--- start Given data ---

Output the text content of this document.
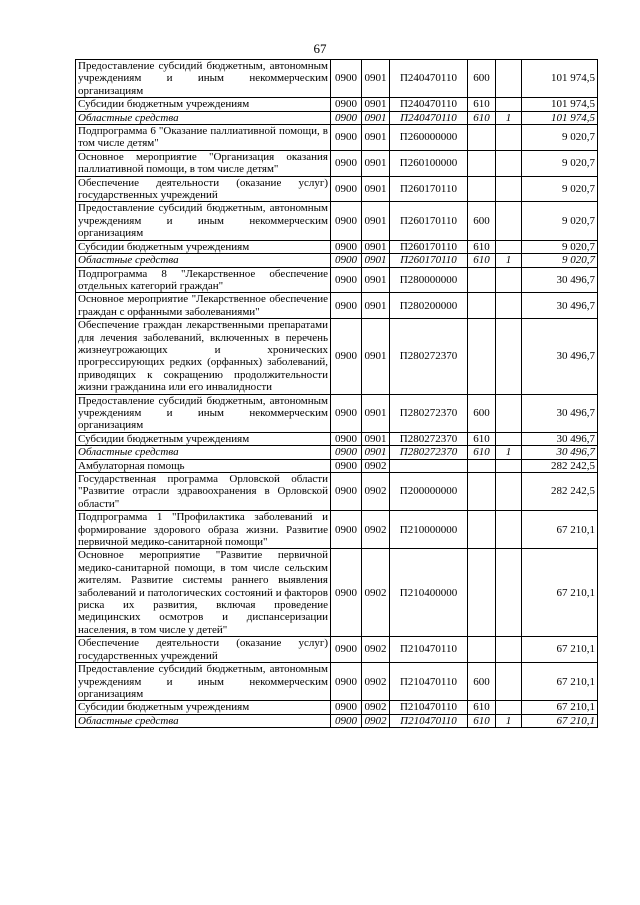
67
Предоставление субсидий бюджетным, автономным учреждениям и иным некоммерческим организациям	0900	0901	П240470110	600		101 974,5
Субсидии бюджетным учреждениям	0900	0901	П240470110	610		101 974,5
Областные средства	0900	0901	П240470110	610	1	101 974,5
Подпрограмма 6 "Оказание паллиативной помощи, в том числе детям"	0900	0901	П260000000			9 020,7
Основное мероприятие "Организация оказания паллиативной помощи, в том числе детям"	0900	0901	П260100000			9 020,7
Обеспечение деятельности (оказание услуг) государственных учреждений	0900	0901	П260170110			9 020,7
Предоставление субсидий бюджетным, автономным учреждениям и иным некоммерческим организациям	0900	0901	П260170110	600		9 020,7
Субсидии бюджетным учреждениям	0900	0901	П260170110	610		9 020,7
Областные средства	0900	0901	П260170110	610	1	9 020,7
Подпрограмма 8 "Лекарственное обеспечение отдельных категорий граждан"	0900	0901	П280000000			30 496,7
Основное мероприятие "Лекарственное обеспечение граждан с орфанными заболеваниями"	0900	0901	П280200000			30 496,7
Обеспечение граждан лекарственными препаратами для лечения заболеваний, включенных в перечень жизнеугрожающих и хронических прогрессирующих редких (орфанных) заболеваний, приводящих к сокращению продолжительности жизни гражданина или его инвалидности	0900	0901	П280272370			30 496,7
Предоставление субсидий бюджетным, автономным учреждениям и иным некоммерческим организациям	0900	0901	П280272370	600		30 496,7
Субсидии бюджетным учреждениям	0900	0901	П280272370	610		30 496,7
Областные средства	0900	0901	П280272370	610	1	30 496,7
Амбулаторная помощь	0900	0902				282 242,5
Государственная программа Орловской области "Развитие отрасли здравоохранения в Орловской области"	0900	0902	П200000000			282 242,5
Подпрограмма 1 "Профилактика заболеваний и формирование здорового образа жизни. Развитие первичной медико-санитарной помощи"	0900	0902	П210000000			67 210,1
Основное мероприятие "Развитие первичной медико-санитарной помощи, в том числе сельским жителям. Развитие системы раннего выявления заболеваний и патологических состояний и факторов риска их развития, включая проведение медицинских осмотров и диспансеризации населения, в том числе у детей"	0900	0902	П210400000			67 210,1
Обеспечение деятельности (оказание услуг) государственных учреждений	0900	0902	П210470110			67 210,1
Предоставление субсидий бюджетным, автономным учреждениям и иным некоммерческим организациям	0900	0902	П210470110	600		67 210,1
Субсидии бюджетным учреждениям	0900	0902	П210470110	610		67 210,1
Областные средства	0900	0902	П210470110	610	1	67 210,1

--- end Given data ---
--- start Given data ---

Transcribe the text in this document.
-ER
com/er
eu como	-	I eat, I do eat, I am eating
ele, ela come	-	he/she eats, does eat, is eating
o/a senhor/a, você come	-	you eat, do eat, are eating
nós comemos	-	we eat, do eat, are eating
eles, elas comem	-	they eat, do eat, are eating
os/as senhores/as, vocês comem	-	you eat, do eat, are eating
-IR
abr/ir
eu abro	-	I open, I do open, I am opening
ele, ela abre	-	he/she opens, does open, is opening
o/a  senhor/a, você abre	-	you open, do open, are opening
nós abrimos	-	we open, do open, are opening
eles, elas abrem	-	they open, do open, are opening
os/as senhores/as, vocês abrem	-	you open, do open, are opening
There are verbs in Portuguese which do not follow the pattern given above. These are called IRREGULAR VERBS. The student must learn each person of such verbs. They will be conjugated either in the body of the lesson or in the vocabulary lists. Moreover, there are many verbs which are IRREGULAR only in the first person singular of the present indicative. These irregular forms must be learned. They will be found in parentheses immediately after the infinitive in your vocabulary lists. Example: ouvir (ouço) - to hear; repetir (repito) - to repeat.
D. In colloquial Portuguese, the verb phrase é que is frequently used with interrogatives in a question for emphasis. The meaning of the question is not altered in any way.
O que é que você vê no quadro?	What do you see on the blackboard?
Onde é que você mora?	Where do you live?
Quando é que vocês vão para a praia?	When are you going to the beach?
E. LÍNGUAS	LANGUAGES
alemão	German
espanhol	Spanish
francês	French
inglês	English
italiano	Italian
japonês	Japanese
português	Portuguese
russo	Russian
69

--- end Given data ---
--- start Given data ---

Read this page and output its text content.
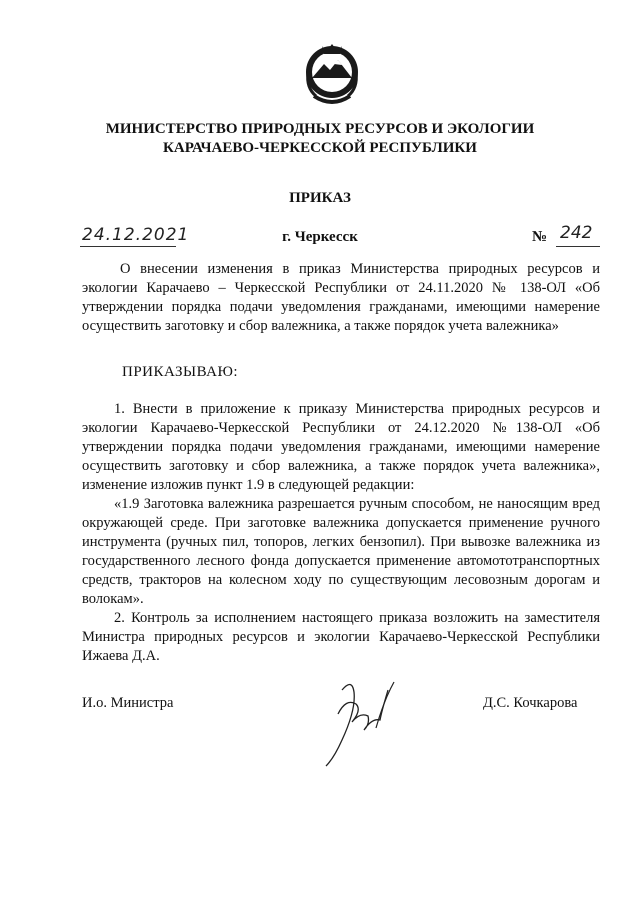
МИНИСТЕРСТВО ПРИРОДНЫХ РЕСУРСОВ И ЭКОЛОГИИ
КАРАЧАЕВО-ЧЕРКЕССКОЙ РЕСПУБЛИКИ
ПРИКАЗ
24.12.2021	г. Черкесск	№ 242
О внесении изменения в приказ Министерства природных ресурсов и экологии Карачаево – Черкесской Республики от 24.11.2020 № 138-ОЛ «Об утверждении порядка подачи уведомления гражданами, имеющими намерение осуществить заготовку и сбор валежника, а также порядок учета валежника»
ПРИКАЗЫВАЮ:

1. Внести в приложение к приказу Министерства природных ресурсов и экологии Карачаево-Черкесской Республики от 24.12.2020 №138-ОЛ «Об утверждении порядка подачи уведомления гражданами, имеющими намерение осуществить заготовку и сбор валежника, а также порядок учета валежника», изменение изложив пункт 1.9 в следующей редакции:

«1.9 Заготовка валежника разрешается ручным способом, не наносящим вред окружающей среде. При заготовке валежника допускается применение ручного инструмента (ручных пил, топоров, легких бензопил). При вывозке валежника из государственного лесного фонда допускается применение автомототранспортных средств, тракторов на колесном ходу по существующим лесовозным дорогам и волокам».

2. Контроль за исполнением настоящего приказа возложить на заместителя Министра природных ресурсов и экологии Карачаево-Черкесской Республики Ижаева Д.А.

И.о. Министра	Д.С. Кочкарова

--- end Given data ---

What the exercise asks: Using the records above, select and copy every line that has the word "Подпрограмма".

Solved problem:
Подпрограмма 6 "Оказание паллиативной помощи, в том числе детям"	0900	0901	П260000000			9 020,7
Подпрограмма 8 "Лекарственное обеспечение отдельных категорий граждан"	0900	0901	П280000000			30 496,7
Подпрограмма 1 "Профилактика заболеваний и формирование здорового образа жизни. Развитие первичной медико-санитарной помощи"	0900	0902	П210000000			67 210,1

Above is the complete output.